### Provided records
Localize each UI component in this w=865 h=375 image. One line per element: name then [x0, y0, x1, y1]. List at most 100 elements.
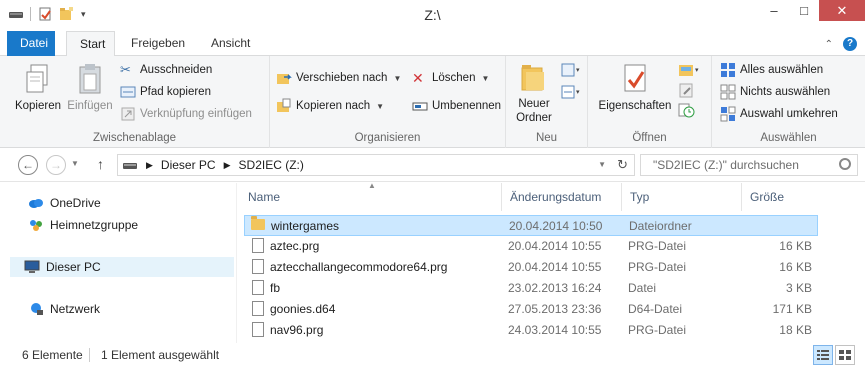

---

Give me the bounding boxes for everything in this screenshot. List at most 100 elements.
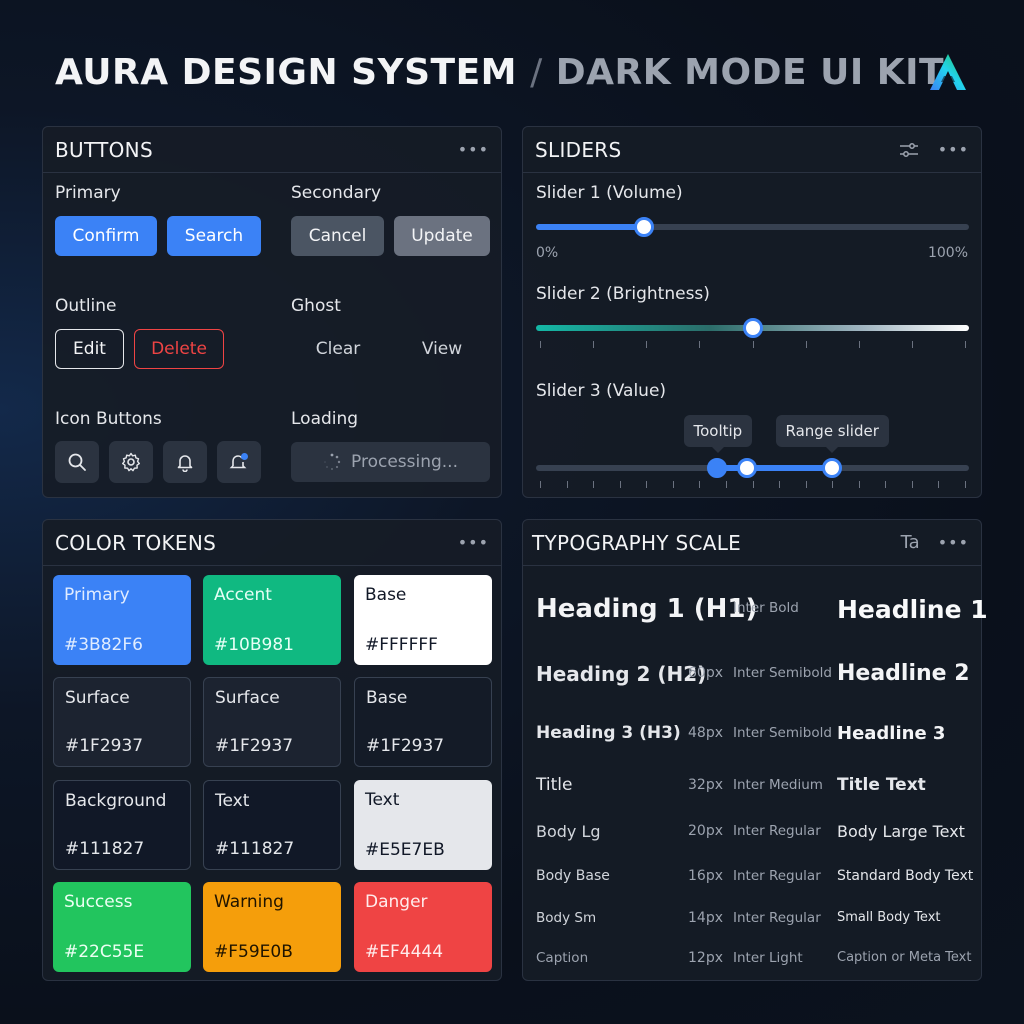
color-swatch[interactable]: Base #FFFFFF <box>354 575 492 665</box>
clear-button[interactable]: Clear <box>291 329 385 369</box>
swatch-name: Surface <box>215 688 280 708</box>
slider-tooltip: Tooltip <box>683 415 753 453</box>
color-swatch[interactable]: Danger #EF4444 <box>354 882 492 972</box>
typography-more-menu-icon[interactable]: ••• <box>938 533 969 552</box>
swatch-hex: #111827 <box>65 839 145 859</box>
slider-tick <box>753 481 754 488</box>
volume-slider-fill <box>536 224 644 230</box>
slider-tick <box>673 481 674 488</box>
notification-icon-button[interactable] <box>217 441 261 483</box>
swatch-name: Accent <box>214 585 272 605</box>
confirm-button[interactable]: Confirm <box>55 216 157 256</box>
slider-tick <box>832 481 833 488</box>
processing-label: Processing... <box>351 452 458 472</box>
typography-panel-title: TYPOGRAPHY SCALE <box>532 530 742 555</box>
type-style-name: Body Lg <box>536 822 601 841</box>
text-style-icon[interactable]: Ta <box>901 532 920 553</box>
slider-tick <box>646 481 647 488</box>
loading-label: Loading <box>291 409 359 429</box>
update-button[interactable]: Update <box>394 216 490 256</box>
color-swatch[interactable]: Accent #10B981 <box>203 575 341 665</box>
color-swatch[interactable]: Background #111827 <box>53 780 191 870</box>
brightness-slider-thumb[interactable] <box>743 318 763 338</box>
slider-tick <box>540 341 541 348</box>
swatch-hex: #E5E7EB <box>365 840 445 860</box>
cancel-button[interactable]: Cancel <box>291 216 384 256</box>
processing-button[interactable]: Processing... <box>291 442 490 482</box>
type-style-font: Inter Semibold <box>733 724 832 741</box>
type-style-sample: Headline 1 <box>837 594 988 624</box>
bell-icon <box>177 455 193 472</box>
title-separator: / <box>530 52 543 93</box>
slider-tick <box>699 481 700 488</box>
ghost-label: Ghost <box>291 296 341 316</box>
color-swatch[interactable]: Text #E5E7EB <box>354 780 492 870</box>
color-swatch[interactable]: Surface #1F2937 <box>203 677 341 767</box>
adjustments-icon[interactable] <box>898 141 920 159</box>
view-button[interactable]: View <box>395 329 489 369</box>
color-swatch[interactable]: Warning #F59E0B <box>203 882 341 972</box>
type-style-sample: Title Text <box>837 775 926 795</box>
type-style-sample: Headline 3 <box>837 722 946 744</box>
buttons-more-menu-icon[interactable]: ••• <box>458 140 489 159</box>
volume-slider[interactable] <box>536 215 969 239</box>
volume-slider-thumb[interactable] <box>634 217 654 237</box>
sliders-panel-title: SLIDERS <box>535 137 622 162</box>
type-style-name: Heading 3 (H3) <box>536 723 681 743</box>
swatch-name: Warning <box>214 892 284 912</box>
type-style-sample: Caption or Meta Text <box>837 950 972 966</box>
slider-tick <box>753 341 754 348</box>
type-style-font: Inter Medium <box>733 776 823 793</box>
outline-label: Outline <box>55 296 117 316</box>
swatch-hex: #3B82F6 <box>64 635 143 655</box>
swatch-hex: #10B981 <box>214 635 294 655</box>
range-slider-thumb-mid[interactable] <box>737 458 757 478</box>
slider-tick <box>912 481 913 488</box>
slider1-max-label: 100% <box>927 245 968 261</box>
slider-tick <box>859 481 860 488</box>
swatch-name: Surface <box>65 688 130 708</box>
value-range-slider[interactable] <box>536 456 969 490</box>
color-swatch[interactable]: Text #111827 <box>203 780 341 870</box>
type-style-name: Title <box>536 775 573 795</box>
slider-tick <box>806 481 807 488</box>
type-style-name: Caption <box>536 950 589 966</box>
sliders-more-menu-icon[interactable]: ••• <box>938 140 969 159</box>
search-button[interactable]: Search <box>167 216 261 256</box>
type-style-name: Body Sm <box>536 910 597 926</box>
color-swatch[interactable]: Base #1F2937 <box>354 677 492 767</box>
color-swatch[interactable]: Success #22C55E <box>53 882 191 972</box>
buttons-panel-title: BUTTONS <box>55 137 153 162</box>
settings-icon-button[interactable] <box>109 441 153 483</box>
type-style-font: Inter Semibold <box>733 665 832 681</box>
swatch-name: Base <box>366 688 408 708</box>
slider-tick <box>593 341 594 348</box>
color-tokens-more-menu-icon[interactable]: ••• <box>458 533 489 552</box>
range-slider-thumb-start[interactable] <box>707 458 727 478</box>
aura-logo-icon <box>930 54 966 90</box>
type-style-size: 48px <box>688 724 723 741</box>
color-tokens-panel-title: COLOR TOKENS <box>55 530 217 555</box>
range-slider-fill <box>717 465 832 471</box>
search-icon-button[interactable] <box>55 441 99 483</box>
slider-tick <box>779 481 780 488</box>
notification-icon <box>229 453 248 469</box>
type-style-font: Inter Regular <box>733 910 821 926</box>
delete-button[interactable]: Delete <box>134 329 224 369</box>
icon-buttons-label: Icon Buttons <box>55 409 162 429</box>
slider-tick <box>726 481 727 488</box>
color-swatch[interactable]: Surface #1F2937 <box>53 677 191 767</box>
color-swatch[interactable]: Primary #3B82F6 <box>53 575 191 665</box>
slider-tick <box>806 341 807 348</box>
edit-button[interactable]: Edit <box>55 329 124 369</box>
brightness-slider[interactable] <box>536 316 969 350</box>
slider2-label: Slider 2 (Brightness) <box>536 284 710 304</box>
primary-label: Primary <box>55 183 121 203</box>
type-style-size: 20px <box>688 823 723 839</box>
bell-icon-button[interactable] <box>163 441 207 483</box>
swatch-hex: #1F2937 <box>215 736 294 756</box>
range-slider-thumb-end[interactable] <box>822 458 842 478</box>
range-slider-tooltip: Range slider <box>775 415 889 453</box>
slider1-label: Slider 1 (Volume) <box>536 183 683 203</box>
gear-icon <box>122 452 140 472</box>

### Goal of the exercise
Reproduce verbatim the lines between the one containing "Give me the" and the one containing "slider-tick <box>699 481 700 488</box>", inclusive. Omit the pictures.

### Exercise answer
Give me the bounding boxes for everything in this screenshot. List at most 100 elements.
color-swatch[interactable]: Base #FFFFFF <box>354 575 492 665</box>
clear-button[interactable]: Clear <box>291 329 385 369</box>
swatch-name: Surface <box>215 688 280 708</box>
slider-tooltip: Tooltip <box>683 415 753 453</box>
color-swatch[interactable]: Danger #EF4444 <box>354 882 492 972</box>
typography-more-menu-icon[interactable]: ••• <box>938 533 969 552</box>
swatch-hex: #111827 <box>65 839 145 859</box>
slider-tick <box>753 481 754 488</box>
volume-slider-fill <box>536 224 644 230</box>
slider-tick <box>673 481 674 488</box>
notification-icon-button[interactable] <box>217 441 261 483</box>
swatch-name: Accent <box>214 585 272 605</box>
confirm-button[interactable]: Confirm <box>55 216 157 256</box>
slider-tick <box>832 481 833 488</box>
processing-label: Processing... <box>351 452 458 472</box>
typography-panel-title: TYPOGRAPHY SCALE <box>532 530 742 555</box>
type-style-name: Body Lg <box>536 822 601 841</box>
text-style-icon[interactable]: Ta <box>901 532 920 553</box>
slider-tick <box>646 481 647 488</box>
loading-label: Loading <box>291 409 359 429</box>
update-button[interactable]: Update <box>394 216 490 256</box>
color-swatch[interactable]: Accent #10B981 <box>203 575 341 665</box>
color-swatch[interactable]: Background #111827 <box>53 780 191 870</box>
brightness-slider-thumb[interactable] <box>743 318 763 338</box>
slider-tick <box>540 341 541 348</box>
swatch-hex: #E5E7EB <box>365 840 445 860</box>
cancel-button[interactable]: Cancel <box>291 216 384 256</box>
processing-button[interactable]: Processing... <box>291 442 490 482</box>
type-style-font: Inter Semibold <box>733 724 832 741</box>
type-style-sample: Headline 1 <box>837 594 988 624</box>
bell-icon <box>177 455 193 472</box>
title-separator: / <box>530 52 543 93</box>
slider-tick <box>699 481 700 488</box>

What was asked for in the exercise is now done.